Aufgabenbeschreibung: Schreiben Sie die Einträge von der Zeile mit "package-manager-icon (21, 590, 55, 622)" bis einschließlich der Zeile mit "menu-icon[interactable]: ⋮ (998, 43, 1013, 61)" neu und setzen Sie dabei überall "emoji-icon" anstelle von "smiley-icon". Alles Übrige bleibt unverändert.

---+---

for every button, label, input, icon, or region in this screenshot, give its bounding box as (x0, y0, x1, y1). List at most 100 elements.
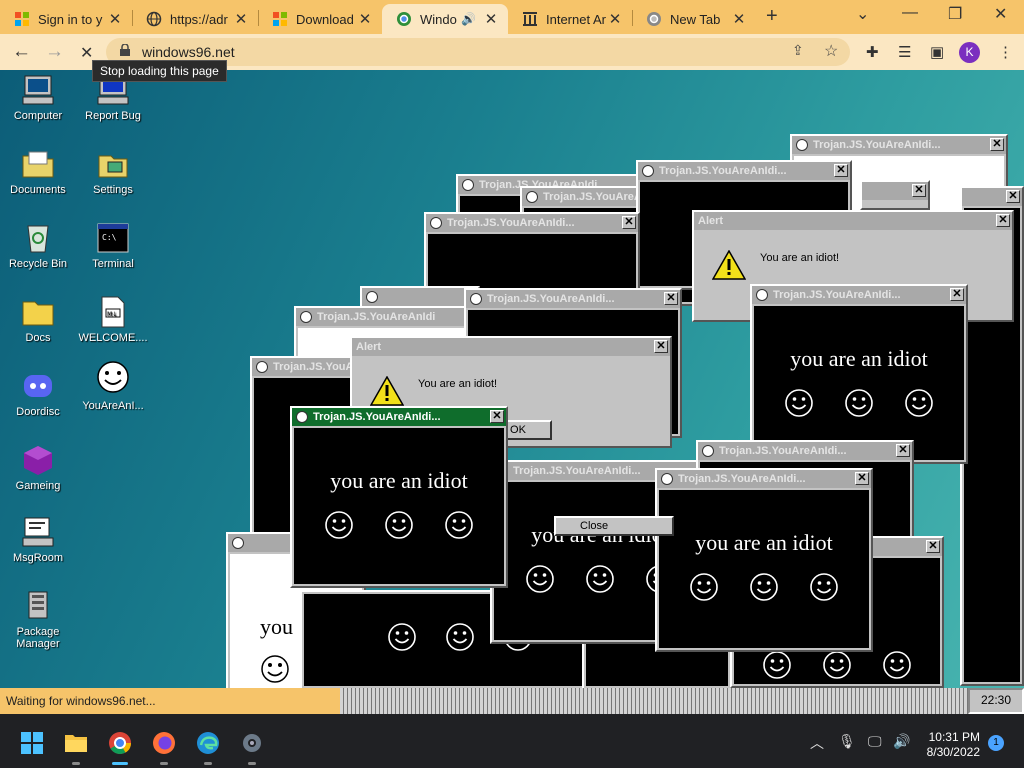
package-manager-icon (21, 590, 55, 622)
smiley-icon (232, 537, 244, 549)
tab-windows96[interactable]: Windo 🔊 ✕ (382, 4, 508, 34)
close-icon[interactable]: ✕ (834, 164, 848, 177)
close-icon[interactable]: ✕ (950, 288, 964, 301)
tab-sign-in[interactable]: Sign in to y ✕ (0, 4, 132, 34)
doordisc-icon (21, 370, 55, 402)
smiley-icon (810, 573, 838, 601)
desktop-icon-terminal[interactable]: C:\ Terminal (75, 222, 151, 270)
close-tab-icon[interactable]: ✕ (232, 10, 250, 28)
maximize-button[interactable]: ❐ (948, 4, 962, 24)
window-titlebar[interactable]: Trojan.JS.YouAreAnIdi... ✕ (657, 470, 871, 488)
close-window-button[interactable]: ✕ (994, 4, 1007, 24)
desktop-icon-label: Terminal (92, 258, 134, 270)
tab-label: Download (296, 11, 354, 27)
tab-download[interactable]: Download ✕ (258, 4, 382, 34)
profile-avatar[interactable]: K (959, 42, 980, 63)
close-icon[interactable]: ✕ (855, 472, 869, 485)
smiley-icon (823, 651, 851, 679)
chrome-icon[interactable] (108, 731, 132, 755)
desktop-icon-docs[interactable]: Docs (0, 296, 76, 344)
close-icon[interactable]: ✕ (664, 292, 678, 305)
window-titlebar[interactable]: Trojan.JS.YouAreAnIdi... ✕ (792, 136, 1006, 154)
close-icon[interactable]: ✕ (896, 444, 910, 457)
media-control-icon[interactable]: ☰ (898, 43, 911, 61)
close-tab-icon[interactable]: ✕ (106, 10, 124, 28)
close-icon[interactable]: ✕ (622, 216, 636, 229)
close-button[interactable]: Close (554, 516, 674, 536)
tab-https[interactable]: https://adr ✕ (132, 4, 258, 34)
close-tab-icon[interactable]: ✕ (730, 10, 748, 28)
desktop-icon-youareanidiot[interactable]: YouAreAnI... (75, 360, 151, 412)
chevron-up-icon[interactable]: ︿ (810, 733, 824, 753)
desktop-icon-documents[interactable]: Documents (0, 148, 76, 196)
window-titlebar[interactable]: Trojan.JS.YouAreAnIdi... ✕ (426, 214, 638, 232)
desktop-icon-msgroom[interactable]: MsgRoom (0, 516, 76, 564)
tab-search-icon[interactable]: ⌄ (856, 4, 869, 24)
trojan-window[interactable]: Trojan.JS.YouAreAnIdi... ✕ you are an idi… (750, 284, 968, 464)
tab-internet-archive[interactable]: Internet Ar ✕ (508, 4, 632, 34)
share-icon[interactable]: ⇪ (792, 42, 804, 59)
menu-icon[interactable]: ⋮ (998, 43, 1013, 61)
close-icon[interactable]: ✕ (996, 214, 1010, 227)
alert-titlebar[interactable]: Alert ✕ (694, 212, 1012, 230)
close-icon[interactable]: ✕ (654, 340, 668, 353)
smiley-icon (845, 389, 873, 417)
settings-gear-icon[interactable] (240, 731, 264, 755)
window-titlebar[interactable]: Trojan.JS.YouAreAnIdi... ✕ (292, 408, 506, 426)
running-indicator (160, 762, 168, 765)
start-icon[interactable] (20, 731, 44, 755)
close-icon[interactable]: ✕ (990, 138, 1004, 151)
globe-icon (146, 11, 162, 27)
desktop-icon-welcome[interactable]: M↓ WELCOME.... (75, 296, 151, 344)
trojan-window-active[interactable]: Trojan.JS.YouAreAnIdi... ✕ you are an idi… (290, 406, 508, 588)
smiley-icon (661, 473, 673, 485)
smiley-icon (702, 445, 714, 457)
minimize-button[interactable]: — (902, 4, 918, 22)
close-tab-icon[interactable]: ✕ (606, 10, 624, 28)
desktop-icon-gameing[interactable]: Gameing (0, 444, 76, 492)
documents-folder-icon (21, 148, 55, 180)
window-titlebar[interactable]: Trojan.JS.YouAreAnIdi... ✕ (466, 290, 680, 308)
firefox-icon[interactable] (152, 731, 176, 755)
close-tab-icon[interactable]: ✕ (482, 10, 500, 28)
close-icon[interactable]: ✕ (926, 540, 940, 553)
terminal-icon: C:\ (96, 222, 130, 254)
forward-icon[interactable]: → (45, 41, 64, 63)
chrome-icon (396, 11, 412, 27)
volume-icon[interactable]: 🔊 (893, 733, 910, 750)
alert-titlebar[interactable]: Alert ✕ (352, 338, 670, 356)
desktop-icon-package-manager[interactable]: Package Manager (0, 590, 76, 650)
tab-new-tab[interactable]: New Tab ✕ (632, 4, 756, 34)
gameing-icon (21, 444, 55, 476)
microphone-icon[interactable]: 🎙 (838, 733, 856, 750)
window-titlebar[interactable]: Trojan.JS.YouAreAnIdi... ✕ (638, 162, 850, 180)
smiley-icon (763, 651, 791, 679)
extensions-icon[interactable]: ✚ (866, 43, 879, 61)
close-icon[interactable]: ✕ (1006, 190, 1020, 203)
side-panel-icon[interactable]: ▣ (930, 43, 944, 61)
back-icon[interactable]: ← (12, 41, 31, 63)
desktop-icon-computer[interactable]: Computer (0, 74, 76, 122)
trojan-window[interactable]: ✕ (860, 180, 930, 210)
edge-icon[interactable] (196, 731, 220, 755)
network-icon[interactable]: 🖵 (868, 733, 882, 750)
speaker-icon[interactable]: 🔊 (461, 12, 476, 26)
window-titlebar[interactable]: ✕ (962, 188, 1022, 206)
new-tab-button[interactable]: + (766, 5, 778, 28)
window-titlebar[interactable] (362, 288, 478, 306)
close-icon[interactable]: ✕ (490, 410, 504, 423)
close-tab-icon[interactable]: ✕ (356, 10, 374, 28)
taskbar-clock[interactable]: 10:31 PM 8/30/2022 (918, 730, 980, 760)
desktop-icon-doordisc[interactable]: Doordisc (0, 370, 76, 418)
close-icon[interactable]: ✕ (912, 184, 926, 197)
desktop-icon-recycle-bin[interactable]: Recycle Bin (0, 222, 76, 270)
file-explorer-icon[interactable] (64, 731, 88, 755)
notification-badge[interactable]: 1 (988, 735, 1004, 751)
bookmark-star-icon[interactable]: ☆ (824, 41, 838, 61)
window-titlebar[interactable]: Trojan.JS.YouAreAnIdi... ✕ (698, 442, 912, 460)
window-titlebar[interactable]: ✕ (862, 182, 928, 200)
desktop-icon-settings[interactable]: Settings (75, 148, 151, 196)
window-titlebar[interactable]: Trojan.JS.YouAreAnIdi (296, 308, 472, 326)
trojan-window[interactable]: Trojan.JS.YouAreAnIdi... ✕ you are an idi… (655, 468, 873, 652)
window-titlebar[interactable]: Trojan.JS.YouAreAnIdi... ✕ (752, 286, 966, 304)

---+---

Gelöste Aufgabe:
package-manager-icon (21, 590, 55, 622)
emoji-icon (232, 537, 244, 549)
tab-windows96[interactable]: Windo 🔊 ✕ (382, 4, 508, 34)
close-icon[interactable]: ✕ (834, 164, 848, 177)
close-icon[interactable]: ✕ (950, 288, 964, 301)
tab-sign-in[interactable]: Sign in to y ✕ (0, 4, 132, 34)
doordisc-icon (21, 370, 55, 402)
emoji-icon (810, 573, 838, 601)
desktop-icon-terminal[interactable]: C:\ Terminal (75, 222, 151, 270)
close-tab-icon[interactable]: ✕ (232, 10, 250, 28)
maximize-button[interactable]: ❐ (948, 4, 962, 24)
window-titlebar[interactable]: Trojan.JS.YouAreAnIdi... ✕ (657, 470, 871, 488)
close-window-button[interactable]: ✕ (994, 4, 1007, 24)
desktop-icon-label: Terminal (92, 258, 134, 270)
tab-label: Download (296, 11, 354, 27)
tab-download[interactable]: Download ✕ (258, 4, 382, 34)
profile-avatar[interactable]: K (959, 42, 980, 63)
close-icon[interactable]: ✕ (855, 472, 869, 485)
emoji-icon (823, 651, 851, 679)
chrome-icon[interactable] (108, 731, 132, 755)
desktop-icon-docs[interactable]: Docs (0, 296, 76, 344)
close-icon[interactable]: ✕ (664, 292, 678, 305)
window-titlebar[interactable]: Trojan.JS.YouAreAnIdi... ✕ (792, 136, 1006, 154)
close-icon[interactable]: ✕ (896, 444, 910, 457)
media-control-icon[interactable]: ☰ (898, 43, 911, 61)
close-tab-icon[interactable]: ✕ (106, 10, 124, 28)
close-icon[interactable]: ✕ (622, 216, 636, 229)
close-button[interactable]: Close (554, 516, 674, 536)
tab-https[interactable]: https://adr ✕ (132, 4, 258, 34)
close-tab-icon[interactable]: ✕ (730, 10, 748, 28)
desktop-icon-youareanidiot[interactable]: YouAreAnI... (75, 360, 151, 412)
chevron-up-icon[interactable]: ︿ (810, 733, 824, 753)
desktop-icon-documents[interactable]: Documents (0, 148, 76, 196)
window-titlebar[interactable]: Trojan.JS.YouAreAnIdi... ✕ (426, 214, 638, 232)
desktop-icon-msgroom[interactable]: MsgRoom (0, 516, 76, 564)
tab-search-icon[interactable]: ⌄ (856, 4, 869, 24)
trojan-window[interactable]: Trojan.JS.YouAreAnIdi... ✕ you are an idi… (750, 284, 968, 464)
tab-internet-archive[interactable]: Internet Ar ✕ (508, 4, 632, 34)
share-icon[interactable]: ⇪ (792, 42, 804, 59)
menu-icon[interactable]: ⋮ (998, 43, 1013, 61)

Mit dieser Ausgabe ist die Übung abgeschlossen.